Extracted data entries:

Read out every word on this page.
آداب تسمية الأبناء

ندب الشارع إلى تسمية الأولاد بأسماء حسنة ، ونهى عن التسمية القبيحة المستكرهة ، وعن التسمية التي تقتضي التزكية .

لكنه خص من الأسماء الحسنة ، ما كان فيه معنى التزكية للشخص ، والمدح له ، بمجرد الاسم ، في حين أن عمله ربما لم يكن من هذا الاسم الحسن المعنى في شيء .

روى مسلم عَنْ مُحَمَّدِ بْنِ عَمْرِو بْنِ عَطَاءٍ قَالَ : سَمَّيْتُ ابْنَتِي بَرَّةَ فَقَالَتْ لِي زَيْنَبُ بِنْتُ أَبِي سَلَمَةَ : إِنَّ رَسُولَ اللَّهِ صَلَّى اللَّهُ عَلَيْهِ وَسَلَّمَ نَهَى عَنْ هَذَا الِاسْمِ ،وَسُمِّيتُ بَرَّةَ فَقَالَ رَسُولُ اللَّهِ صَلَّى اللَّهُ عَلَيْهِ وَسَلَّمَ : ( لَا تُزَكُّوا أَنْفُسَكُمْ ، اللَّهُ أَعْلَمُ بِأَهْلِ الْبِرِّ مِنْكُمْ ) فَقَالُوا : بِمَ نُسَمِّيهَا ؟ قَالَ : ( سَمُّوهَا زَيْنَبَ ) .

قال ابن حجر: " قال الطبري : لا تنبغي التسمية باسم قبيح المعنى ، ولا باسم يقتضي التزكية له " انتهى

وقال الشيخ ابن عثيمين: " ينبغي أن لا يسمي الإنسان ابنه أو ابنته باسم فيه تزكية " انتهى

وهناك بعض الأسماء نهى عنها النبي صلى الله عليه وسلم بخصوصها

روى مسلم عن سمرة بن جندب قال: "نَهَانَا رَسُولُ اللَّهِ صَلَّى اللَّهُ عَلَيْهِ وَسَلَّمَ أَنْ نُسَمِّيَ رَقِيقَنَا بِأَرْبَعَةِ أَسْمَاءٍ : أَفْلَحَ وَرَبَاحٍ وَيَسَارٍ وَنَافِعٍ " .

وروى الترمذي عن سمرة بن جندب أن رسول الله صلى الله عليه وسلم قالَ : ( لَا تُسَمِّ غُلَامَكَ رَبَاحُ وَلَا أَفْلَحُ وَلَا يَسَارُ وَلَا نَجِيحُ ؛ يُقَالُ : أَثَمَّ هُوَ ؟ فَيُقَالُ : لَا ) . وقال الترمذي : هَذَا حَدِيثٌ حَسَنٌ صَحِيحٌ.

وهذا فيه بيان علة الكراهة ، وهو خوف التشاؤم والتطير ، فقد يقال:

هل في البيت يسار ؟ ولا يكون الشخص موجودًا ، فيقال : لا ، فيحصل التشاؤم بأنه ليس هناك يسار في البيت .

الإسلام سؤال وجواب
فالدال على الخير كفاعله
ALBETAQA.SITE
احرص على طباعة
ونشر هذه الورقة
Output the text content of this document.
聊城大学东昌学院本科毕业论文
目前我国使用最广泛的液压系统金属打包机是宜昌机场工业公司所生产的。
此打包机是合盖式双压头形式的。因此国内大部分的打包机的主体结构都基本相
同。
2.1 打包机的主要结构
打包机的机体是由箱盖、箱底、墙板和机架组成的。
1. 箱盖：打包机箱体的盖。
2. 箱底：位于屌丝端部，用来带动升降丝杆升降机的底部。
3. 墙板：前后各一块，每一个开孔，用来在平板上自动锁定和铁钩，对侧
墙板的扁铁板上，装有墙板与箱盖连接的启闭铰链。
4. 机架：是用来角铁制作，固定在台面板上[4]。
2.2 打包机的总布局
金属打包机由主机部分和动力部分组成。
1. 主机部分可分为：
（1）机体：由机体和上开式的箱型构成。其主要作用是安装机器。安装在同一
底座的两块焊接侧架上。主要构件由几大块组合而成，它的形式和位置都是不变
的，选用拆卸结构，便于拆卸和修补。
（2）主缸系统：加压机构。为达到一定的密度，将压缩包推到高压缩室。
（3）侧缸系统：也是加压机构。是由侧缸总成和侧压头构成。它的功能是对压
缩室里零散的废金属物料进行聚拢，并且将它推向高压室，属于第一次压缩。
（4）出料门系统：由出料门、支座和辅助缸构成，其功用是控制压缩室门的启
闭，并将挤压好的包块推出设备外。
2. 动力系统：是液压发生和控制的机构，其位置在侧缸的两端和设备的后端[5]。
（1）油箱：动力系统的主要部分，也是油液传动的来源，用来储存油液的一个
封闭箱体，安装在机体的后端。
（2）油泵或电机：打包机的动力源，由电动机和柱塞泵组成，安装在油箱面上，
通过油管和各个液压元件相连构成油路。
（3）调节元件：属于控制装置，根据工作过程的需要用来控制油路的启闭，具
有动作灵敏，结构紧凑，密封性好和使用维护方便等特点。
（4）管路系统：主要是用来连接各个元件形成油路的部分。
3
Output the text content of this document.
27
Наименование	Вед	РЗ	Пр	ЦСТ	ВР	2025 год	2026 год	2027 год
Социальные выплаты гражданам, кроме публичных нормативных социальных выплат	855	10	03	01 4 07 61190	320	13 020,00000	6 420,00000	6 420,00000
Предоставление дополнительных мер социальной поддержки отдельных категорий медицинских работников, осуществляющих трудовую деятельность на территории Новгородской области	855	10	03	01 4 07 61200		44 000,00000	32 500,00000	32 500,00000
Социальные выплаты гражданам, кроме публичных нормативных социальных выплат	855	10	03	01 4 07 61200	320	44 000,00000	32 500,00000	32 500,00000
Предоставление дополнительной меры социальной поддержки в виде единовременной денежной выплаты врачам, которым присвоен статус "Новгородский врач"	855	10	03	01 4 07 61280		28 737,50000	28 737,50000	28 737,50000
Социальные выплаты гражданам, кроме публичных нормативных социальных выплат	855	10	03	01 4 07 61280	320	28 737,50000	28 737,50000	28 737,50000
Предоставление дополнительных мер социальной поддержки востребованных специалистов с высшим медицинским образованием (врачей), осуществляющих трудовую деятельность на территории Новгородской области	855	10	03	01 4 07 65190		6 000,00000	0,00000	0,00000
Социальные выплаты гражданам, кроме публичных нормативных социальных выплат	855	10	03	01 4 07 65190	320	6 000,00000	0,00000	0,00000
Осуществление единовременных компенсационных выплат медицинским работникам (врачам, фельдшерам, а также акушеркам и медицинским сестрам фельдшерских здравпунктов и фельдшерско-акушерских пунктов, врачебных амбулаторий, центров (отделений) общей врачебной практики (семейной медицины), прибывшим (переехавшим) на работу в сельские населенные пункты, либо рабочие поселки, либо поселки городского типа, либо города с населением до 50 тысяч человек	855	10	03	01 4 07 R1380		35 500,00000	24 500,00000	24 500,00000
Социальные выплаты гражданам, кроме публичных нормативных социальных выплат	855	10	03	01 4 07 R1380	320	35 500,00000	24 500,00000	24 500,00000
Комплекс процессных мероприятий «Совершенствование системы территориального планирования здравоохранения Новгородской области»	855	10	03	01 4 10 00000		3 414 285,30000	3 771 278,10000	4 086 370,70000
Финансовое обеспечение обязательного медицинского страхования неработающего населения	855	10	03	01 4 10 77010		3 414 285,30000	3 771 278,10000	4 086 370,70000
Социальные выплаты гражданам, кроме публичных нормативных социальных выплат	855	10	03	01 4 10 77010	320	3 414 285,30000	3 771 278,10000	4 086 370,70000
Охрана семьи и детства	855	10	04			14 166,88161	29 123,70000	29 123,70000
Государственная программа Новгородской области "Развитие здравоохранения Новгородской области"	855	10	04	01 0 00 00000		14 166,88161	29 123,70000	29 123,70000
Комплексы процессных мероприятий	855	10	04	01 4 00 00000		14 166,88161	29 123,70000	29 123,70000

→ **PROBLEM STATEMENT**:
The lines above should be duplicated exactly.

→ **EXERCISE SOLUTION**:
Read out every word on this page.
آداب تسمية الأبناء

ندب الشارع إلى تسمية الأولاد بأسماء حسنة ، ونهى عن التسمية القبيحة المستكرهة ، وعن التسمية التي تقتضي التزكية .

لكنه خص من الأسماء الحسنة ، ما كان فيه معنى التزكية للشخص ، والمدح له ، بمجرد الاسم ، في حين أن عمله ربما لم يكن من هذا الاسم الحسن المعنى في شيء .

روى مسلم عَنْ مُحَمَّدِ بْنِ عَمْرِو بْنِ عَطَاءٍ قَالَ : سَمَّيْتُ ابْنَتِي بَرَّةَ فَقَالَتْ لِي زَيْنَبُ بِنْتُ أَبِي سَلَمَةَ : إِنَّ رَسُولَ اللَّهِ صَلَّى اللَّهُ عَلَيْهِ وَسَلَّمَ نَهَى عَنْ هَذَا الِاسْمِ ،وَسُمِّيتُ بَرَّةَ فَقَالَ رَسُولُ اللَّهِ صَلَّى اللَّهُ عَلَيْهِ وَسَلَّمَ : ( لَا تُزَكُّوا أَنْفُسَكُمْ ، اللَّهُ أَعْلَمُ بِأَهْلِ الْبِرِّ مِنْكُمْ ) فَقَالُوا : بِمَ نُسَمِّيهَا ؟ قَالَ : ( سَمُّوهَا زَيْنَبَ ) .

قال ابن حجر: " قال الطبري : لا تنبغي التسمية باسم قبيح المعنى ، ولا باسم يقتضي التزكية له " انتهى

وقال الشيخ ابن عثيمين: " ينبغي أن لا يسمي الإنسان ابنه أو ابنته باسم فيه تزكية " انتهى

وهناك بعض الأسماء نهى عنها النبي صلى الله عليه وسلم بخصوصها

روى مسلم عن سمرة بن جندب قال: "نَهَانَا رَسُولُ اللَّهِ صَلَّى اللَّهُ عَلَيْهِ وَسَلَّمَ أَنْ نُسَمِّيَ رَقِيقَنَا بِأَرْبَعَةِ أَسْمَاءٍ : أَفْلَحَ وَرَبَاحٍ وَيَسَارٍ وَنَافِعٍ " .

وروى الترمذي عن سمرة بن جندب أن رسول الله صلى الله عليه وسلم قالَ : ( لَا تُسَمِّ غُلَامَكَ رَبَاحُ وَلَا أَفْلَحُ وَلَا يَسَارُ وَلَا نَجِيحُ ؛ يُقَالُ : أَثَمَّ هُوَ ؟ فَيُقَالُ : لَا ) . وقال الترمذي : هَذَا حَدِيثٌ حَسَنٌ صَحِيحٌ.

وهذا فيه بيان علة الكراهة ، وهو خوف التشاؤم والتطير ، فقد يقال:

هل في البيت يسار ؟ ولا يكون الشخص موجودًا ، فيقال : لا ، فيحصل التشاؤم بأنه ليس هناك يسار في البيت .

الإسلام سؤال وجواب
فالدال على الخير كفاعله
ALBETAQA.SITE
احرص على طباعة
ونشر هذه الورقة
Output the text content of this document.
聊城大学东昌学院本科毕业论文
目前我国使用最广泛的液压系统金属打包机是宜昌机场工业公司所生产的。
此打包机是合盖式双压头形式的。因此国内大部分的打包机的主体结构都基本相
同。
2.1 打包机的主要结构
打包机的机体是由箱盖、箱底、墙板和机架组成的。
1. 箱盖：打包机箱体的盖。
2. 箱底：位于屌丝端部，用来带动升降丝杆升降机的底部。
3. 墙板：前后各一块，每一个开孔，用来在平板上自动锁定和铁钩，对侧
墙板的扁铁板上，装有墙板与箱盖连接的启闭铰链。
4. 机架：是用来角铁制作，固定在台面板上[4]。
2.2 打包机的总布局
金属打包机由主机部分和动力部分组成。
1. 主机部分可分为：
（1）机体：由机体和上开式的箱型构成。其主要作用是安装机器。安装在同一
底座的两块焊接侧架上。主要构件由几大块组合而成，它的形式和位置都是不变
的，选用拆卸结构，便于拆卸和修补。
（2）主缸系统：加压机构。为达到一定的密度，将压缩包推到高压缩室。
（3）侧缸系统：也是加压机构。是由侧缸总成和侧压头构成。它的功能是对压
缩室里零散的废金属物料进行聚拢，并且将它推向高压室，属于第一次压缩。
（4）出料门系统：由出料门、支座和辅助缸构成，其功用是控制压缩室门的启
闭，并将挤压好的包块推出设备外。
2. 动力系统：是液压发生和控制的机构，其位置在侧缸的两端和设备的后端[5]。
（1）油箱：动力系统的主要部分，也是油液传动的来源，用来储存油液的一个
封闭箱体，安装在机体的后端。
（2）油泵或电机：打包机的动力源，由电动机和柱塞泵组成，安装在油箱面上，
通过油管和各个液压元件相连构成油路。
（3）调节元件：属于控制装置，根据工作过程的需要用来控制油路的启闭，具
有动作灵敏，结构紧凑，密封性好和使用维护方便等特点。
（4）管路系统：主要是用来连接各个元件形成油路的部分。
3
Output the text content of this document.
27
Наименование	Вед	РЗ	Пр	ЦСТ	ВР	2025 год	2026 год	2027 год
Социальные выплаты гражданам, кроме публичных нормативных социальных выплат	855	10	03	01 4 07 61190	320	13 020,00000	6 420,00000	6 420,00000
Предоставление дополнительных мер социальной поддержки отдельных категорий медицинских работников, осуществляющих трудовую деятельность на территории Новгородской области	855	10	03	01 4 07 61200		44 000,00000	32 500,00000	32 500,00000
Социальные выплаты гражданам, кроме публичных нормативных социальных выплат	855	10	03	01 4 07 61200	320	44 000,00000	32 500,00000	32 500,00000
Предоставление дополнительной меры социальной поддержки в виде единовременной денежной выплаты врачам, которым присвоен статус "Новгородский врач"	855	10	03	01 4 07 61280		28 737,50000	28 737,50000	28 737,50000
Социальные выплаты гражданам, кроме публичных нормативных социальных выплат	855	10	03	01 4 07 61280	320	28 737,50000	28 737,50000	28 737,50000
Предоставление дополнительных мер социальной поддержки востребованных специалистов с высшим медицинским образованием (врачей), осуществляющих трудовую деятельность на территории Новгородской области	855	10	03	01 4 07 65190		6 000,00000	0,00000	0,00000
Социальные выплаты гражданам, кроме публичных нормативных социальных выплат	855	10	03	01 4 07 65190	320	6 000,00000	0,00000	0,00000
Осуществление единовременных компенсационных выплат медицинским работникам (врачам, фельдшерам, а также акушеркам и медицинским сестрам фельдшерских здравпунктов и фельдшерско-акушерских пунктов, врачебных амбулаторий, центров (отделений) общей врачебной практики (семейной медицины), прибывшим (переехавшим) на работу в сельские населенные пункты, либо рабочие поселки, либо поселки городского типа, либо города с населением до 50 тысяч человек	855	10	03	01 4 07 R1380		35 500,00000	24 500,00000	24 500,00000
Социальные выплаты гражданам, кроме публичных нормативных социальных выплат	855	10	03	01 4 07 R1380	320	35 500,00000	24 500,00000	24 500,00000
Комплекс процессных мероприятий «Совершенствование системы территориального планирования здравоохранения Новгородской области»	855	10	03	01 4 10 00000		3 414 285,30000	3 771 278,10000	4 086 370,70000
Финансовое обеспечение обязательного медицинского страхования неработающего населения	855	10	03	01 4 10 77010		3 414 285,30000	3 771 278,10000	4 086 370,70000
Социальные выплаты гражданам, кроме публичных нормативных социальных выплат	855	10	03	01 4 10 77010	320	3 414 285,30000	3 771 278,10000	4 086 370,70000
Охрана семьи и детства	855	10	04			14 166,88161	29 123,70000	29 123,70000
Государственная программа Новгородской области "Развитие здравоохранения Новгородской области"	855	10	04	01 0 00 00000		14 166,88161	29 123,70000	29 123,70000
Комплексы процессных мероприятий	855	10	04	01 4 00 00000		14 166,88161	29 123,70000	29 123,70000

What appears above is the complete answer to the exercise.